Dataset records:
+++++

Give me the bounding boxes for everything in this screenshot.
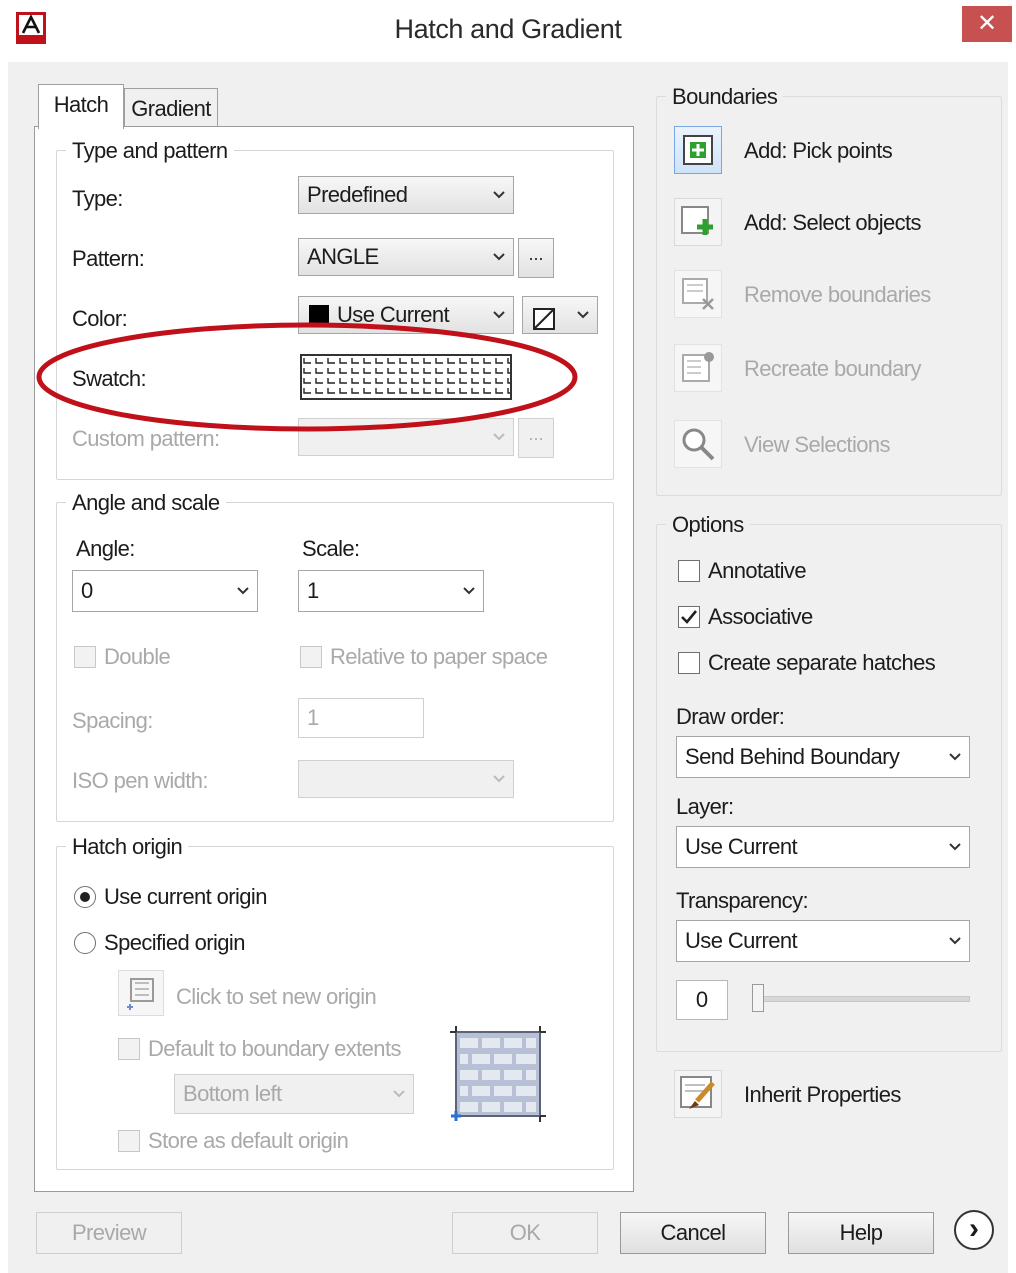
chevron-down-icon (947, 933, 963, 949)
remove-boundaries-label[interactable]: Remove boundaries (744, 282, 931, 308)
recreate-boundary-button[interactable] (674, 344, 722, 392)
more-options-button[interactable]: › (954, 1210, 994, 1250)
relative-paper-space-label: Relative to paper space (330, 644, 548, 669)
recreate-boundary-label[interactable]: Recreate boundary (744, 356, 922, 382)
draw-order-combobox[interactable]: Send Behind Boundary (676, 736, 970, 778)
paintbrush-icon (680, 1076, 715, 1109)
type-combobox[interactable]: Predefined (298, 176, 514, 214)
spacing-input[interactable]: 1 (298, 698, 424, 738)
type-label: Type: (72, 186, 123, 211)
layer-value: Use Current (685, 834, 798, 859)
select-objects-icon (681, 206, 713, 235)
origin-position-value: Bottom left (183, 1081, 282, 1106)
layer-label: Layer: (676, 794, 734, 819)
transparency-value: Use Current (685, 928, 798, 953)
angle-label: Angle: (76, 536, 135, 561)
hatch-origin-title: Hatch origin (66, 834, 189, 860)
spacing-label: Spacing: (72, 708, 153, 733)
transparency-label: Transparency: (676, 888, 809, 913)
chevron-down-icon (947, 749, 963, 765)
store-default-origin-checkbox[interactable] (118, 1130, 140, 1152)
store-default-origin-label: Store as default origin (148, 1128, 349, 1153)
inherit-properties-label[interactable]: Inherit Properties (744, 1082, 901, 1108)
chevron-down-icon (491, 187, 507, 203)
origin-position-combobox[interactable]: Bottom left (174, 1074, 414, 1114)
angle-combobox[interactable]: 0 (72, 570, 258, 612)
ok-button[interactable]: OK (452, 1212, 598, 1254)
close-button[interactable]: ✕ (962, 6, 1012, 42)
scale-label: Scale: (302, 536, 360, 561)
radio-dot (80, 892, 90, 902)
set-origin-icon (127, 978, 154, 1010)
inherit-properties-button[interactable] (674, 1070, 722, 1118)
double-label: Double (104, 644, 171, 669)
draw-order-label: Draw order: (676, 704, 785, 729)
chevron-down-icon (947, 839, 963, 855)
use-current-origin-radio[interactable] (74, 886, 96, 908)
view-selections-label[interactable]: View Selections (744, 432, 891, 458)
specified-origin-radio[interactable] (74, 932, 96, 954)
boundaries-title: Boundaries (666, 84, 784, 110)
associative-label: Associative (708, 604, 813, 629)
chevron-down-icon (461, 583, 477, 599)
specified-origin-label: Specified origin (104, 930, 245, 955)
transparency-amount-input[interactable]: 0 (676, 980, 728, 1020)
magnifier-icon (682, 428, 715, 461)
options-title: Options (666, 512, 750, 538)
iso-pen-width-label: ISO pen width: (72, 768, 209, 793)
create-separate-hatches-label: Create separate hatches (708, 650, 936, 675)
origin-preview-icon (448, 1026, 548, 1124)
recreate-boundary-icon (682, 352, 714, 382)
help-button[interactable]: Help (788, 1212, 934, 1254)
chevron-right-icon: › (969, 1212, 979, 1245)
use-current-origin-label: Use current origin (104, 884, 267, 909)
pick-points-icon (683, 135, 713, 165)
angle-and-scale-title: Angle and scale (66, 490, 226, 516)
chevron-down-icon (235, 583, 251, 599)
draw-order-value: Send Behind Boundary (685, 744, 900, 769)
chevron-down-icon (391, 1086, 407, 1102)
angle-value: 0 (81, 578, 93, 603)
click-set-origin-button[interactable] (118, 970, 164, 1016)
create-separate-hatches-checkbox[interactable] (678, 652, 700, 674)
pattern-value: ANGLE (307, 244, 379, 269)
scale-combobox[interactable]: 1 (298, 570, 484, 612)
preview-button[interactable]: Preview (36, 1212, 182, 1254)
pattern-browse-button[interactable]: ... (518, 238, 554, 278)
relative-paper-space-checkbox[interactable] (300, 646, 322, 668)
tab-hatch[interactable]: Hatch (38, 84, 124, 129)
double-checkbox[interactable] (74, 646, 96, 668)
type-value: Predefined (307, 182, 408, 207)
default-boundary-extents-checkbox[interactable] (118, 1038, 140, 1060)
view-selections-button[interactable] (674, 420, 722, 468)
iso-pen-width-combobox[interactable] (298, 760, 514, 798)
checkmark-icon (681, 610, 698, 624)
associative-checkbox[interactable] (678, 606, 700, 628)
chevron-down-icon (491, 771, 507, 787)
pattern-combobox[interactable]: ANGLE (298, 238, 514, 276)
remove-boundaries-icon (682, 278, 714, 310)
annotative-label: Annotative (708, 558, 807, 583)
add-pick-points-label[interactable]: Add: Pick points (744, 138, 893, 164)
window-title: Hatch and Gradient (394, 14, 622, 44)
scale-value: 1 (307, 578, 319, 603)
annotative-checkbox[interactable] (678, 560, 700, 582)
highlight-ellipse (32, 318, 582, 436)
add-select-objects-button[interactable] (674, 198, 722, 246)
chevron-down-icon (491, 249, 507, 265)
cancel-button[interactable]: Cancel (620, 1212, 766, 1254)
tab-gradient[interactable]: Gradient (124, 88, 218, 129)
add-pick-points-button[interactable] (674, 126, 722, 174)
add-select-objects-label[interactable]: Add: Select objects (744, 210, 922, 236)
default-boundary-extents-label: Default to boundary extents (148, 1036, 401, 1061)
transparency-slider-thumb[interactable] (752, 984, 764, 1012)
transparency-slider-track[interactable] (752, 996, 970, 1002)
click-set-origin-label: Click to set new origin (176, 984, 377, 1009)
layer-combobox[interactable]: Use Current (676, 826, 970, 868)
pattern-label: Pattern: (72, 246, 145, 271)
remove-boundaries-button[interactable] (674, 270, 722, 318)
transparency-combobox[interactable]: Use Current (676, 920, 970, 962)
type-and-pattern-title: Type and pattern (66, 138, 234, 164)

+++++

WORK TO DO: Arrange every line of the records above as a JSON list of strings, one string per line, omitting blank lines. Leave the pictures out of the list.

RESULT OF THIS TASK:
[
  "Give me the bounding boxes for everything in this screenshot.",
  "chevron-down-icon (947, 933, 963, 949)",
  "remove-boundaries-label[interactable]: Remove boundaries (744, 282, 931, 308)",
  "recreate-boundary-button[interactable] (674, 344, 722, 392)",
  "more-options-button[interactable]: › (954, 1210, 994, 1250)",
  "relative-paper-space-label: Relative to paper space (330, 644, 548, 669)",
  "recreate-boundary-label[interactable]: Recreate boundary (744, 356, 922, 382)",
  "draw-order-combobox[interactable]: Send Behind Boundary (676, 736, 970, 778)",
  "paintbrush-icon (680, 1076, 715, 1109)",
  "type-combobox[interactable]: Predefined (298, 176, 514, 214)",
  "spacing-input[interactable]: 1 (298, 698, 424, 738)",
  "type-label: Type: (72, 186, 123, 211)",
  "layer-value: Use Current (685, 834, 798, 859)",
  "select-objects-icon (681, 206, 713, 235)",
  "origin-position-value: Bottom left (183, 1081, 282, 1106)",
  "layer-label: Layer: (676, 794, 734, 819)",
  "transparency-value: Use Current (685, 928, 798, 953)",
  "angle-label: Angle: (76, 536, 135, 561)",
  "hatch-origin-title: Hatch origin (66, 834, 189, 860)",
  "spacing-label: Spacing: (72, 708, 153, 733)",
  "transparency-label: Transparency: (676, 888, 809, 913)",
  "chevron-down-icon (947, 749, 963, 765)",
  "store-default-origin-checkbox[interactable] (118, 1130, 140, 1152)",
  "store-default-origin-label: Store as default origin (148, 1128, 349, 1153)",
  "inherit-properties-label[interactable]: Inherit Properties (744, 1082, 901, 1108)",
  "chevron-down-icon (491, 187, 507, 203)",
  "origin-position-combobox[interactable]: Bottom left (174, 1074, 414, 1114)",
  "angle-combobox[interactable]: 0 (72, 570, 258, 612)",
  "ok-button[interactable]: OK (452, 1212, 598, 1254)",
  "close-button[interactable]: ✕ (962, 6, 1012, 42)",
  "scale-label: Scale: (302, 536, 360, 561)",
  "radio-dot (80, 892, 90, 902)",
  "set-origin-icon (127, 978, 154, 1010)",
  "inherit-properties-button[interactable] (674, 1070, 722, 1118)",
  "double-label: Double (104, 644, 171, 669)",
  "draw-order-label: Draw order: (676, 704, 785, 729)",
  "chevron-down-icon (947, 839, 963, 855)",
  "use-current-origin-radio[interactable] (74, 886, 96, 908)",
  "view-selections-label[interactable]: View Selections (744, 432, 891, 458)",
  "specified-origin-radio[interactable] (74, 932, 96, 954)",
  "boundaries-title: Boundaries (666, 84, 784, 110)",
  "associative-label: Associative (708, 604, 813, 629)",
  "chevron-down-icon (461, 583, 477, 599)",
  "specified-origin-label: Specified origin (104, 930, 245, 955)",
  "transparency-amount-input[interactable]: 0 (676, 980, 728, 1020)",
  "magnifier-icon (682, 428, 715, 461)",
  "options-title: Options (666, 512, 750, 538)",
  "iso-pen-width-label: ISO pen width: (72, 768, 209, 793)",
  "create-separate-hatches-label: Create separate hatches (708, 650, 936, 675)",
  "origin-preview-icon (448, 1026, 548, 1124)",
  "recreate-boundary-icon (682, 352, 714, 382)",
  "help-button[interactable]: Help (788, 1212, 934, 1254)",
  "chevron-right-icon: › (969, 1212, 979, 1245)",
  "use-current-origin-label: Use current origin (104, 884, 267, 909)",
  "pick-points-icon (683, 135, 713, 165)",
  "angle-and-scale-title: Angle and scale (66, 490, 226, 516)",
  "chevron-down-icon (235, 583, 251, 599)",
  "draw-order-value: Send Behind Boundary (685, 744, 900, 769)",
  "chevron-down-icon (391, 1086, 407, 1102)",
  "angle-value: 0 (81, 578, 93, 603)",
  "click-set-origin-button[interactable] (118, 970, 164, 1016)",
  "create-separate-hatches-checkbox[interactable] (678, 652, 700, 674)",
  "pattern-value: ANGLE (307, 244, 379, 269)",
  "scale-combobox[interactable]: 1 (298, 570, 484, 612)",
  "preview-button[interactable]: Preview (36, 1212, 182, 1254)",
  "pattern-browse-button[interactable]: ... (518, 238, 554, 278)",
  "relative-paper-space-checkbox[interactable] (300, 646, 322, 668)",
  "tab-hatch[interactable]: Hatch (38, 84, 124, 129)",
  "double-checkbox[interactable] (74, 646, 96, 668)",
  "type-value: Predefined (307, 182, 408, 207)",
  "default-boundary-extents-checkbox[interactable] (118, 1038, 140, 1060)",
  "view-selections-button[interactable] (674, 420, 722, 468)",
  "iso-pen-width-combobox[interactable] (298, 760, 514, 798)",
  "checkmark-icon (681, 610, 698, 624)",
  "associative-checkbox[interactable] (678, 606, 700, 628)",
  "chevron-down-icon (491, 771, 507, 787)",
  "pattern-combobox[interactable]: ANGLE (298, 238, 514, 276)",
  "remove-boundaries-icon (682, 278, 714, 310)",
  "annotative-label: Annotative (708, 558, 807, 583)",
  "add-pick-points-label[interactable]: Add: Pick points (744, 138, 893, 164)",
  "window-title: Hatch and Gradient (394, 14, 622, 44)",
  "scale-value: 1 (307, 578, 319, 603)",
  "annotative-checkbox[interactable] (678, 560, 700, 582)",
  "highlight-ellipse (32, 318, 582, 436)",
  "add-select-objects-button[interactable] (674, 198, 722, 246)",
  "chevron-down-icon (491, 249, 507, 265)",
  "cancel-button[interactable]: Cancel (620, 1212, 766, 1254)",
  "tab-gradient[interactable]: Gradient (124, 88, 218, 129)",
  "add-pick-points-button[interactable] (674, 126, 722, 174)",
  "add-select-objects-label[interactable]: Add: Select objects (744, 210, 922, 236)",
  "default-boundary-extents-label: Default to boundary extents (148, 1036, 401, 1061)",
  "transparency-slider-thumb[interactable] (752, 984, 764, 1012)",
  "transparency-slider-track[interactable] (752, 996, 970, 1002)",
  "click-set-origin-label: Click to set new origin (176, 984, 377, 1009)",
  "layer-combobox[interactable]: Use Current (676, 826, 970, 868)",
  "pattern-label: Pattern: (72, 246, 145, 271)",
  "remove-boundaries-button[interactable] (674, 270, 722, 318)",
  "transparency-combobox[interactable]: Use Current (676, 920, 970, 962)",
  "type-and-pattern-title: Type and pattern (66, 138, 234, 164)"
]